#### Task brief:
Print all of the lines exactly. Any picture among them stays out.

#### Records provided:
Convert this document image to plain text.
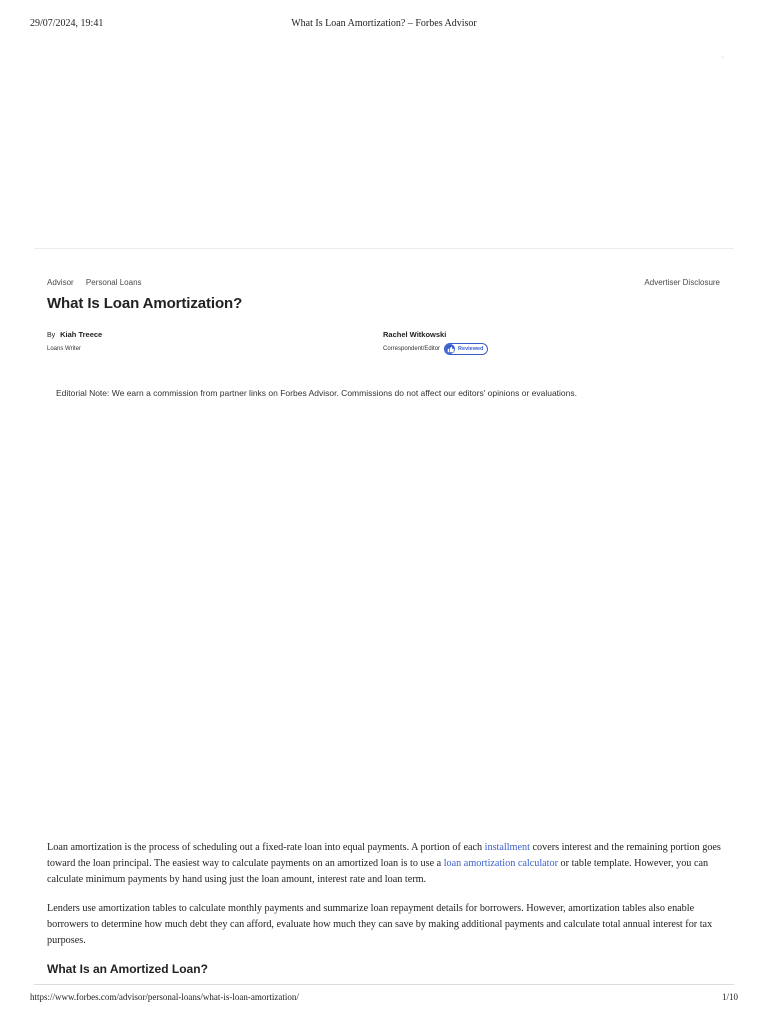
29/07/2024, 19:41	What Is Loan Amortization? – Forbes Advisor
▫
Advisor Personal Loans	Advertiser Disclosure
What Is Loan Amortization?
By Kiah Treece
Loans Writer
Rachel Witkowski
Correspondent/Editor	Reviewed
Editorial Note: We earn a commission from partner links on Forbes Advisor. Commissions do not affect our editors' opinions or evaluations.

Loan amortization is the process of scheduling out a fixed-rate loan into equal payments. A portion of each installment covers interest and the remaining portion goes toward the loan principal. The easiest way to calculate payments on an amortized loan is to use a loan amortization calculator or table template. However, you can calculate minimum payments by hand using just the loan amount, interest rate and loan term.

Lenders use amortization tables to calculate monthly payments and summarize loan repayment details for borrowers. However, amortization tables also enable borrowers to determine how much debt they can afford, evaluate how much they can save by making additional payments and calculate total annual interest for tax purposes.

What Is an Amortized Loan?
https://www.forbes.com/advisor/personal-loans/what-is-loan-amortization/	1/10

#### Problem solution:
Convert this document image to plain text.
29/07/2024, 19:41	What Is Loan Amortization? – Forbes Advisor
▫
Advisor Personal Loans	Advertiser Disclosure
What Is Loan Amortization?
By Kiah Treece
Loans Writer
Rachel Witkowski
Correspondent/Editor	Reviewed
Editorial Note: We earn a commission from partner links on Forbes Advisor. Commissions do not affect our editors' opinions or evaluations.

Loan amortization is the process of scheduling out a fixed-rate loan into equal payments. A portion of each installment covers interest and the remaining portion goes toward the loan principal. The easiest way to calculate payments on an amortized loan is to use a loan amortization calculator or table template. However, you can calculate minimum payments by hand using just the loan amount, interest rate and loan term.

Lenders use amortization tables to calculate monthly payments and summarize loan repayment details for borrowers. However, amortization tables also enable borrowers to determine how much debt they can afford, evaluate how much they can save by making additional payments and calculate total annual interest for tax purposes.

What Is an Amortized Loan?
https://www.forbes.com/advisor/personal-loans/what-is-loan-amortization/	1/10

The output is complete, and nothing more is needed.